Teks Bacaan
Menurut Oscar, meskipun pelarangan tersebut sempat membuat harga bitcoin dan aset kripto lainnya jatuh, atensi dan minat masyarakat dunia sampai saat ini justru semakin banyak, terlebih saat masa pandemi seperti ini. Ia pun menilai seharusnya hal itu tidak menjadi sebuah kekhawatiran besar untuk para investor.
"Investor tidak perlu was was. Menurut saya, pengumuman ini hanya akan berdampak jangka pendek karena aksi market jual yang sifatnya memang hanya sementara. Namun secara jangka panjang tidak akan berdampak. Saya beri contoh. Pada 1 Januari 2021, harga Bitcoin menyentuh 29.576 dolar AS per koin atau setara Rp422 jutaan dengan kurs dolar hari ini. Coba lihat sekarang, harga Bitcoin sudah menyentuh di angka 43,942 dolar AS per koin atau setara Rp626 juta-an dengan kurs dolar hari ini," ujar Oscar dalam keterangan di Jakarta, Senin.

Data yang Diberikan
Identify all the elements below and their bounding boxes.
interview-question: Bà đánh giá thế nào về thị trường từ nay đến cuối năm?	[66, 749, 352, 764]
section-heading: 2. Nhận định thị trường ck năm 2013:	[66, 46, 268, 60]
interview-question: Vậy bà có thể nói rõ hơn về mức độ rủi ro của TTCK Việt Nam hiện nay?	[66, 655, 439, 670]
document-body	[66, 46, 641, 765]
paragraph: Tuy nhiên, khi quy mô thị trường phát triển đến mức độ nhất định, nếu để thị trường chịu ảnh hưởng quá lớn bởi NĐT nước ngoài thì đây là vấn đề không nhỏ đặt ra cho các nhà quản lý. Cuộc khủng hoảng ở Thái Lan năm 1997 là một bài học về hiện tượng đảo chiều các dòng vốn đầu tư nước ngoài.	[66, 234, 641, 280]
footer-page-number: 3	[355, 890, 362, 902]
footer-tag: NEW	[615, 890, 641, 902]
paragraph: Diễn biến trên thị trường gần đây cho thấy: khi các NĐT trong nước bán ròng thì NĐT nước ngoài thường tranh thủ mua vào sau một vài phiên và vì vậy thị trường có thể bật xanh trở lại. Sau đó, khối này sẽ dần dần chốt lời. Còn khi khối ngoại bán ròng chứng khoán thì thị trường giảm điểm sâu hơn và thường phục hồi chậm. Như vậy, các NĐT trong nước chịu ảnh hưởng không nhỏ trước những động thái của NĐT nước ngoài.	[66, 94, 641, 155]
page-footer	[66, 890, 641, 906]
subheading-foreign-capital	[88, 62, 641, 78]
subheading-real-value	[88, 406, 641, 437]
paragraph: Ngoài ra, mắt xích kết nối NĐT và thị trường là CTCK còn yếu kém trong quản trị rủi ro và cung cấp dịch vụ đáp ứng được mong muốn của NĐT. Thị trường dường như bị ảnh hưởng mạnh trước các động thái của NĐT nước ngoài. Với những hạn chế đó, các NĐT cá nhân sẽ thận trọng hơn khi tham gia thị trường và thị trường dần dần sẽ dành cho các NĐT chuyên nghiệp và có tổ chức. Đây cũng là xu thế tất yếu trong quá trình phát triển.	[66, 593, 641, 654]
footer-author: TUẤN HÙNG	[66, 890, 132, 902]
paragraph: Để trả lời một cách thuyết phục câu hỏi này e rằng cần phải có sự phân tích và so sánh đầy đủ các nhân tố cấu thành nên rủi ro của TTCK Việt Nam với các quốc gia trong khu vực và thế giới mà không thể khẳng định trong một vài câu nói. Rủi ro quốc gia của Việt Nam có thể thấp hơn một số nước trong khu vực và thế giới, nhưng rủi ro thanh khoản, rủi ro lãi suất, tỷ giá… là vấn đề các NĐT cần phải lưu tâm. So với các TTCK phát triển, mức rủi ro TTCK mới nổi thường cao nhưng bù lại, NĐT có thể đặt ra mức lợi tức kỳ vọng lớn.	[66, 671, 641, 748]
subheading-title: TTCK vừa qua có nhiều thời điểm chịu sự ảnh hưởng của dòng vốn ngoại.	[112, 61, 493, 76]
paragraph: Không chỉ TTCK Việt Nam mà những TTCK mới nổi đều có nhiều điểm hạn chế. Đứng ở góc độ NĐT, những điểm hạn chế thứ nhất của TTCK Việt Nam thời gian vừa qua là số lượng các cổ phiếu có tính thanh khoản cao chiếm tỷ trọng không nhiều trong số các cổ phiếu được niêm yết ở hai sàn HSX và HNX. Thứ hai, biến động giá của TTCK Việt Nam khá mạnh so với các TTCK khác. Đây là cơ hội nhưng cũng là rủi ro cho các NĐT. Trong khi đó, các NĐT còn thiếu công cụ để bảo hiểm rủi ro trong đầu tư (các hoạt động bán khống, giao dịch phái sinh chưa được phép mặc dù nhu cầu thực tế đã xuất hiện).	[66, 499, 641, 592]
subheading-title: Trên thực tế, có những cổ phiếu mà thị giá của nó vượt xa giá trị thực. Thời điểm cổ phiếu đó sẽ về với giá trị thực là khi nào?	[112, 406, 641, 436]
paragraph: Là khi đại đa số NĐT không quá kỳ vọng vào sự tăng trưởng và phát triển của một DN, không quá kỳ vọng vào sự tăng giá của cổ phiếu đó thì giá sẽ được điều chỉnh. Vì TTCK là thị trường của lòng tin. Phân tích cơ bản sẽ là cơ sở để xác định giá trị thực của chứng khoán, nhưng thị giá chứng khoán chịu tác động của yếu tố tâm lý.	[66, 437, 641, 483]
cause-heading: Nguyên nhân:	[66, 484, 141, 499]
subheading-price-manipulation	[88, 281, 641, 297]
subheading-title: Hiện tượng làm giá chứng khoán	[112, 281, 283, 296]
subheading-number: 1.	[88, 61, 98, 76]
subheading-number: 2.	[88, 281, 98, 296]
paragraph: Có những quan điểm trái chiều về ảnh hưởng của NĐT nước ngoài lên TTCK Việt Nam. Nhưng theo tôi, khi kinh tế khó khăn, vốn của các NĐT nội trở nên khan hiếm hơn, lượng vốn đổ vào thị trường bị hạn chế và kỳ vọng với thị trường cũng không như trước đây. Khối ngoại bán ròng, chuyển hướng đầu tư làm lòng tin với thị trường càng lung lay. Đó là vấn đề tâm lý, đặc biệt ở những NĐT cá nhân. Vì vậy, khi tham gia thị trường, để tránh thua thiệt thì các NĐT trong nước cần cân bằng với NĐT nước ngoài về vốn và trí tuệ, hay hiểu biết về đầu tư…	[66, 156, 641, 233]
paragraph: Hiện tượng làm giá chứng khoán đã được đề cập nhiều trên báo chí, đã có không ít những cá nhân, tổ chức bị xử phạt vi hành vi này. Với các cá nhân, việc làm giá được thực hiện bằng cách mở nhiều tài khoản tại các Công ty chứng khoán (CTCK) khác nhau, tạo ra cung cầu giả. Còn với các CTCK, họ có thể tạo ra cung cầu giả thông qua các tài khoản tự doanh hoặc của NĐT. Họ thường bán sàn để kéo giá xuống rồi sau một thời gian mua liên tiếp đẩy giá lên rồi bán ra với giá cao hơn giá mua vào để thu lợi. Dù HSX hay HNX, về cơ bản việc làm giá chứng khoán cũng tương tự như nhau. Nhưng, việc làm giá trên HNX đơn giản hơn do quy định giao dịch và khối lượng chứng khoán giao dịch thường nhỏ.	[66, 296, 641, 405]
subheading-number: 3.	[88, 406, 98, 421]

Soal Latihan
1. Jawab pertanyaan berikut berdasarkan teks tentang Bitcoin.
(a) Menurut Oscar, mengapa pengumuman itu hanya berdampak jangka pendek?
(b) Berapa harga Bitcoin per koin dalam dolar AS pada 1 Januari 2021?
(c) Di kota mana Oscar memberikan keterangannya?
2. Tolong ulangi bagian dari teks tentang Bitcoin, mulai dari "Menurut Oscar, meskipun" dan terus sampai "untuk para investor.".
Data di atas tidak diperlukan untuk mengerjakan soal.

Jawaban
1.
(a) Karena aksi market jual yang sifatnya memang hanya sementara.
(b) 29.576 dolar AS per koin.
(c) Jakarta.

2.
Menurut Oscar, meskipun pelarangan tersebut sempat membuat harga bitcoin dan aset kripto lainnya jatuh, atensi dan minat masyarakat dunia sampai saat ini justru semakin banyak, terlebih saat masa pandemi seperti ini. Ia pun menilai seharusnya hal itu tidak menjadi sebuah kekhawatiran besar untuk para investor.